┌──

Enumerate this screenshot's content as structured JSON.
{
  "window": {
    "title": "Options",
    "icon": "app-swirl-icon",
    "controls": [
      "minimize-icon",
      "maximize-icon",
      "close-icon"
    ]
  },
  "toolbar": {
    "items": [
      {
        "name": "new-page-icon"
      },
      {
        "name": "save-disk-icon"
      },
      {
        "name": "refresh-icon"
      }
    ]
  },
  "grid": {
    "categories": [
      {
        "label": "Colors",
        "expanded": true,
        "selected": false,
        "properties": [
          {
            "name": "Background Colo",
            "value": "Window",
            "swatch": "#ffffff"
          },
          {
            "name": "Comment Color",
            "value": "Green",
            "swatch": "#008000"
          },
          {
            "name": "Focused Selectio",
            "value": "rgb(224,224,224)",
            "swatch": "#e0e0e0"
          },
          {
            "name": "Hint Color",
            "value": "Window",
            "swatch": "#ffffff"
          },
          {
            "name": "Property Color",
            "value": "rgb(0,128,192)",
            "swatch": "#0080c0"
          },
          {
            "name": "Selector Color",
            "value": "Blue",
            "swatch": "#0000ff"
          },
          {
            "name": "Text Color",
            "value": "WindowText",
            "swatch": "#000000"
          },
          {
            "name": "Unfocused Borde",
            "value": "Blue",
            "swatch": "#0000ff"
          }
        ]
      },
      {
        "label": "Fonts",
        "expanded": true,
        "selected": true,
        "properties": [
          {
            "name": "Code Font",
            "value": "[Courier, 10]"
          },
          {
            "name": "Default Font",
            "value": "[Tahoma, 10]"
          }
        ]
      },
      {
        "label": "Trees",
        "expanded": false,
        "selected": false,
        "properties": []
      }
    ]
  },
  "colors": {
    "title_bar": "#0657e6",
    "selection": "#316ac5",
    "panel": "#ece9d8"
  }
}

└──

Task instructions: Which lines hold the word "swatch"? Copy all of them.

The solution:
            "swatch": "#ffffff"
            "swatch": "#008000"
            "swatch": "#e0e0e0"
            "swatch": "#ffffff"
            "swatch": "#0080c0"
            "swatch": "#0000ff"
            "swatch": "#000000"
            "swatch": "#0000ff"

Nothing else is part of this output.